___ DATA ROWS

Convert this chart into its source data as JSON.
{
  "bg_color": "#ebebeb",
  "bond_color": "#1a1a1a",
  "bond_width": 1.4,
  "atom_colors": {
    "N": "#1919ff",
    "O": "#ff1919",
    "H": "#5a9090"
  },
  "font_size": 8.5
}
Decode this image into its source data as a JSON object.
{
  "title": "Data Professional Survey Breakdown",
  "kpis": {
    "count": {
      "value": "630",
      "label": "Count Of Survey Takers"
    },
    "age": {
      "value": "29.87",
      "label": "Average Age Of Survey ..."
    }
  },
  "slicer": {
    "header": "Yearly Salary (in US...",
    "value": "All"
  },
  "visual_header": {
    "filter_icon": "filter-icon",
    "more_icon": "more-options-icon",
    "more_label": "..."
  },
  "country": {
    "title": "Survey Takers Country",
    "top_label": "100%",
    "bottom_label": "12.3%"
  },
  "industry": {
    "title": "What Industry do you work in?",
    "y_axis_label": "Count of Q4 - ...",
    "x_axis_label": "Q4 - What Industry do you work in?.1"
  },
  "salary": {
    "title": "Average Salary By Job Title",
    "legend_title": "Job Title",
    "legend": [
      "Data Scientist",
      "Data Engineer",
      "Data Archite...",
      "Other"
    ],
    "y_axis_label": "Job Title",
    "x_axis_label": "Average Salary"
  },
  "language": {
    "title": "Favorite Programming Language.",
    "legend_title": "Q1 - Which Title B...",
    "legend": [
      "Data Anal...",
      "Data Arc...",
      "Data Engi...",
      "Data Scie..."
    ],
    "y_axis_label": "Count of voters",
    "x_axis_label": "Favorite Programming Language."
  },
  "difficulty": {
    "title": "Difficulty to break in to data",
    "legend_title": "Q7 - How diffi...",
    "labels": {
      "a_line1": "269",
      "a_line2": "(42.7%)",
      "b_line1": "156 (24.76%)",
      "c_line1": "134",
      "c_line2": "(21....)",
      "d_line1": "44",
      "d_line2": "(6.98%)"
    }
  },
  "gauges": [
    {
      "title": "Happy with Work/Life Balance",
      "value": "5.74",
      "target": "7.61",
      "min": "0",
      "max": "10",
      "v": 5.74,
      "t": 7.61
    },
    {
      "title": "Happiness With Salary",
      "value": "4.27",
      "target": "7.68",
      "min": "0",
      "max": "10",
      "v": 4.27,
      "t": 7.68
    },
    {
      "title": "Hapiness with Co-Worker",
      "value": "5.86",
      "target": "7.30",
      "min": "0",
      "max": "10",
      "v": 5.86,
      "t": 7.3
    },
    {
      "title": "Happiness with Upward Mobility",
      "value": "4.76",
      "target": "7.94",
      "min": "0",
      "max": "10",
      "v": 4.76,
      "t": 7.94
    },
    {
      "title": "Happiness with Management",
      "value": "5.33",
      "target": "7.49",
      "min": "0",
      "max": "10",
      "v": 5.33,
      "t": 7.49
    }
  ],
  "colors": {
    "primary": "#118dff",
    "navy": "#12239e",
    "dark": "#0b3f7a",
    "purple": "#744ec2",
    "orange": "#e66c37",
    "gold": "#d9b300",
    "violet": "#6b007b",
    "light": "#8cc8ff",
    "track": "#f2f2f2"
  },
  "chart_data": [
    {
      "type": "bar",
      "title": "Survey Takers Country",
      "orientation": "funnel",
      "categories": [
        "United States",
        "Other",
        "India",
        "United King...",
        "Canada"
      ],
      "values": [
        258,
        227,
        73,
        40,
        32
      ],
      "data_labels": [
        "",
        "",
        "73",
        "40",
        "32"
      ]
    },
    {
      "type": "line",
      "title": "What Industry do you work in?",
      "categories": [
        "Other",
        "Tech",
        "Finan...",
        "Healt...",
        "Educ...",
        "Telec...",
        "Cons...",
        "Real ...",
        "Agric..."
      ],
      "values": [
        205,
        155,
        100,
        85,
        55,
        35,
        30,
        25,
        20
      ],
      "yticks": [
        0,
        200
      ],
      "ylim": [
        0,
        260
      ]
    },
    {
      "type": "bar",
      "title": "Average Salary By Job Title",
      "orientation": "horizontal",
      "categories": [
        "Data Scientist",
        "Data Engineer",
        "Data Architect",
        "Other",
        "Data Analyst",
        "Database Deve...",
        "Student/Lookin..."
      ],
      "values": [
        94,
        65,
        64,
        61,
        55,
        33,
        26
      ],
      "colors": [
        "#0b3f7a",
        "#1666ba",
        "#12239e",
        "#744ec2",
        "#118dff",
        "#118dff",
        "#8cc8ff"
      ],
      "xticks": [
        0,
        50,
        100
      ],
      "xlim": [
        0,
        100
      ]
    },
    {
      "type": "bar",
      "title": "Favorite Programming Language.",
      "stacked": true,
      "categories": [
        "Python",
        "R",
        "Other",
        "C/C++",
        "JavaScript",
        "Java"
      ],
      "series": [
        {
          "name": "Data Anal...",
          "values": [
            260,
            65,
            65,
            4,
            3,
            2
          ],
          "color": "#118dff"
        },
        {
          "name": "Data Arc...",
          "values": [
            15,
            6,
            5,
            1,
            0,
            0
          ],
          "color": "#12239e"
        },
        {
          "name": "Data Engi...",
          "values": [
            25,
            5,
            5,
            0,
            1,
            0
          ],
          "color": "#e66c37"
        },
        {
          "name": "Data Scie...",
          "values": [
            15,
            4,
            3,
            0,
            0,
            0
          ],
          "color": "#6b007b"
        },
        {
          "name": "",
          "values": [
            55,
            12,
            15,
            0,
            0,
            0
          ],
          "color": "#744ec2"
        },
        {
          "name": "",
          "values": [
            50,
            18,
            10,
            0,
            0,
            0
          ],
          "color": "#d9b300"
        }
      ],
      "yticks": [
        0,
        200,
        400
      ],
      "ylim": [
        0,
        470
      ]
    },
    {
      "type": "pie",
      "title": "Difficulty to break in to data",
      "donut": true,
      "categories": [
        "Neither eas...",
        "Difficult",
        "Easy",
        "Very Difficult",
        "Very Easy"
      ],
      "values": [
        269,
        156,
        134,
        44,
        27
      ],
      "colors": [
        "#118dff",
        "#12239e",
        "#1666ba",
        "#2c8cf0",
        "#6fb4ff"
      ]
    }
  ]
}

______

Set all of the records down again, exactly as they stand.

• **THE OUTPUT**:
Convert this chart into its source data as JSON.
{
  "bg_color": "#ebebeb",
  "bond_color": "#1a1a1a",
  "bond_width": 1.4,
  "atom_colors": {
    "N": "#1919ff",
    "O": "#ff1919",
    "H": "#5a9090"
  },
  "font_size": 8.5
}
Decode this image into its source data as a JSON object.
{
  "title": "Data Professional Survey Breakdown",
  "kpis": {
    "count": {
      "value": "630",
      "label": "Count Of Survey Takers"
    },
    "age": {
      "value": "29.87",
      "label": "Average Age Of Survey ..."
    }
  },
  "slicer": {
    "header": "Yearly Salary (in US...",
    "value": "All"
  },
  "visual_header": {
    "filter_icon": "filter-icon",
    "more_icon": "more-options-icon",
    "more_label": "..."
  },
  "country": {
    "title": "Survey Takers Country",
    "top_label": "100%",
    "bottom_label": "12.3%"
  },
  "industry": {
    "title": "What Industry do you work in?",
    "y_axis_label": "Count of Q4 - ...",
    "x_axis_label": "Q4 - What Industry do you work in?.1"
  },
  "salary": {
    "title": "Average Salary By Job Title",
    "legend_title": "Job Title",
    "legend": [
      "Data Scientist",
      "Data Engineer",
      "Data Archite...",
      "Other"
    ],
    "y_axis_label": "Job Title",
    "x_axis_label": "Average Salary"
  },
  "language": {
    "title": "Favorite Programming Language.",
    "legend_title": "Q1 - Which Title B...",
    "legend": [
      "Data Anal...",
      "Data Arc...",
      "Data Engi...",
      "Data Scie..."
    ],
    "y_axis_label": "Count of voters",
    "x_axis_label": "Favorite Programming Language."
  },
  "difficulty": {
    "title": "Difficulty to break in to data",
    "legend_title": "Q7 - How diffi...",
    "labels": {
      "a_line1": "269",
      "a_line2": "(42.7%)",
      "b_line1": "156 (24.76%)",
      "c_line1": "134",
      "c_line2": "(21....)",
      "d_line1": "44",
      "d_line2": "(6.98%)"
    }
  },
  "gauges": [
    {
      "title": "Happy with Work/Life Balance",
      "value": "5.74",
      "target": "7.61",
      "min": "0",
      "max": "10",
      "v": 5.74,
      "t": 7.61
    },
    {
      "title": "Happiness With Salary",
      "value": "4.27",
      "target": "7.68",
      "min": "0",
      "max": "10",
      "v": 4.27,
      "t": 7.68
    },
    {
      "title": "Hapiness with Co-Worker",
      "value": "5.86",
      "target": "7.30",
      "min": "0",
      "max": "10",
      "v": 5.86,
      "t": 7.3
    },
    {
      "title": "Happiness with Upward Mobility",
      "value": "4.76",
      "target": "7.94",
      "min": "0",
      "max": "10",
      "v": 4.76,
      "t": 7.94
    },
    {
      "title": "Happiness with Management",
      "value": "5.33",
      "target": "7.49",
      "min": "0",
      "max": "10",
      "v": 5.33,
      "t": 7.49
    }
  ],
  "colors": {
    "primary": "#118dff",
    "navy": "#12239e",
    "dark": "#0b3f7a",
    "purple": "#744ec2",
    "orange": "#e66c37",
    "gold": "#d9b300",
    "violet": "#6b007b",
    "light": "#8cc8ff",
    "track": "#f2f2f2"
  },
  "chart_data": [
    {
      "type": "bar",
      "title": "Survey Takers Country",
      "orientation": "funnel",
      "categories": [
        "United States",
        "Other",
        "India",
        "United King...",
        "Canada"
      ],
      "values": [
        258,
        227,
        73,
        40,
        32
      ],
      "data_labels": [
        "",
        "",
        "73",
        "40",
        "32"
      ]
    },
    {
      "type": "line",
      "title": "What Industry do you work in?",
      "categories": [
        "Other",
        "Tech",
        "Finan...",
        "Healt...",
        "Educ...",
        "Telec...",
        "Cons...",
        "Real ...",
        "Agric..."
      ],
      "values": [
        205,
        155,
        100,
        85,
        55,
        35,
        30,
        25,
        20
      ],
      "yticks": [
        0,
        200
      ],
      "ylim": [
        0,
        260
      ]
    },
    {
      "type": "bar",
      "title": "Average Salary By Job Title",
      "orientation": "horizontal",
      "categories": [
        "Data Scientist",
        "Data Engineer",
        "Data Architect",
        "Other",
        "Data Analyst",
        "Database Deve...",
        "Student/Lookin..."
      ],
      "values": [
        94,
        65,
        64,
        61,
        55,
        33,
        26
      ],
      "colors": [
        "#0b3f7a",
        "#1666ba",
        "#12239e",
        "#744ec2",
        "#118dff",
        "#118dff",
        "#8cc8ff"
      ],
      "xticks": [
        0,
        50,
        100
      ],
      "xlim": [
        0,
        100
      ]
    },
    {
      "type": "bar",
      "title": "Favorite Programming Language.",
      "stacked": true,
      "categories": [
        "Python",
        "R",
        "Other",
        "C/C++",
        "JavaScript",
        "Java"
      ],
      "series": [
        {
          "name": "Data Anal...",
          "values": [
            260,
            65,
            65,
            4,
            3,
            2
          ],
          "color": "#118dff"
        },
        {
          "name": "Data Arc...",
          "values": [
            15,
            6,
            5,
            1,
            0,
            0
          ],
          "color": "#12239e"
        },
        {
          "name": "Data Engi...",
          "values": [
            25,
            5,
            5,
            0,
            1,
            0
          ],
          "color": "#e66c37"
        },
        {
          "name": "Data Scie...",
          "values": [
            15,
            4,
            3,
            0,
            0,
            0
          ],
          "color": "#6b007b"
        },
        {
          "name": "",
          "values": [
            55,
            12,
            15,
            0,
            0,
            0
          ],
          "color": "#744ec2"
        },
        {
          "name": "",
          "values": [
            50,
            18,
            10,
            0,
            0,
            0
          ],
          "color": "#d9b300"
        }
      ],
      "yticks": [
        0,
        200,
        400
      ],
      "ylim": [
        0,
        470
      ]
    },
    {
      "type": "pie",
      "title": "Difficulty to break in to data",
      "donut": true,
      "categories": [
        "Neither eas...",
        "Difficult",
        "Easy",
        "Very Difficult",
        "Very Easy"
      ],
      "values": [
        269,
        156,
        134,
        44,
        27
      ],
      "colors": [
        "#118dff",
        "#12239e",
        "#1666ba",
        "#2c8cf0",
        "#6fb4ff"
      ]
    }
  ]
}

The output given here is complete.